-- Start Records to process --
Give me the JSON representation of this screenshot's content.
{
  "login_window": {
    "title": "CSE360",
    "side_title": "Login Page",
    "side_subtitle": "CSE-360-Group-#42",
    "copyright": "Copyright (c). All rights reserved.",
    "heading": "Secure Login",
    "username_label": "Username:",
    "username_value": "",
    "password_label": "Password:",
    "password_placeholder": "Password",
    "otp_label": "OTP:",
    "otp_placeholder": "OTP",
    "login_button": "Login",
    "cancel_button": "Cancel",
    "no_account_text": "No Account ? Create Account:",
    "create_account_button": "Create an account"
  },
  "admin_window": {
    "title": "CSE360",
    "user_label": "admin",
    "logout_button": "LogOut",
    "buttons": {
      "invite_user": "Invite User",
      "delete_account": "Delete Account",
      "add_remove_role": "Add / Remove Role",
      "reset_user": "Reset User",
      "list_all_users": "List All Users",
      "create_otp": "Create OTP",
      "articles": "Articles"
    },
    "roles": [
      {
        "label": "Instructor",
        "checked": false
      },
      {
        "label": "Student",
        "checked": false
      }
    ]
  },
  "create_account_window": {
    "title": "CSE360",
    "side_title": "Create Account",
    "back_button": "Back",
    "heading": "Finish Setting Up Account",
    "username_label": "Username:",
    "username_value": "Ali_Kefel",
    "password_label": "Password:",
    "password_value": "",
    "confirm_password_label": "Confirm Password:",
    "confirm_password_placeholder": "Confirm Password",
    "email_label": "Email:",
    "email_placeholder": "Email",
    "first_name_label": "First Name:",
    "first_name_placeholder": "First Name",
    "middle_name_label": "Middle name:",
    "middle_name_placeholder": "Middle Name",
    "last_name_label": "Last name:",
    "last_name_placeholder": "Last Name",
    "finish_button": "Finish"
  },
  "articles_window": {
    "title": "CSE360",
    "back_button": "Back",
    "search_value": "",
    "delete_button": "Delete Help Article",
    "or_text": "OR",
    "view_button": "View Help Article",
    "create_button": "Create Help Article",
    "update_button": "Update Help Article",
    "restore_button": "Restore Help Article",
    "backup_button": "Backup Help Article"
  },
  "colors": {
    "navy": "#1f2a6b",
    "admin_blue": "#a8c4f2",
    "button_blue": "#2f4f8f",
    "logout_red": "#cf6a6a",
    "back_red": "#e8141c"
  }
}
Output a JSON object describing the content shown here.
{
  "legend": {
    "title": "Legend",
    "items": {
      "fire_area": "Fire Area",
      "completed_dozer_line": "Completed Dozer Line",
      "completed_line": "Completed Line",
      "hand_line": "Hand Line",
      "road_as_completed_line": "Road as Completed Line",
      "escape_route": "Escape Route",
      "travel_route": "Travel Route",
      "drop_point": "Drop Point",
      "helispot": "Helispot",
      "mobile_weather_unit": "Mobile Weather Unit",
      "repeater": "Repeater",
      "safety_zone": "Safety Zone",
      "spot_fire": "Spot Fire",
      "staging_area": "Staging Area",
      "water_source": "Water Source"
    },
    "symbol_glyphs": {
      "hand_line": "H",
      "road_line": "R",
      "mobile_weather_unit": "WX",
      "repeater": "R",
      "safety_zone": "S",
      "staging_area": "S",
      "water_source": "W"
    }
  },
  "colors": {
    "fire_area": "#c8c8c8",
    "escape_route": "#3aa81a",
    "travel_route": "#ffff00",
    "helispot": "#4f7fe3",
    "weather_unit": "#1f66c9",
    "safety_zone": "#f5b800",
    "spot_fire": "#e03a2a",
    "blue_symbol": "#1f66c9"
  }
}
-- End Records to process --
Look through the entries above; copy each line where the string "Help" appears.

    "delete_button": "Delete Help Article",
    "view_button": "View Help Article",
    "create_button": "Create Help Article",
    "update_button": "Update Help Article",
    "restore_button": "Restore Help Article",
    "backup_button": "Backup Help Article"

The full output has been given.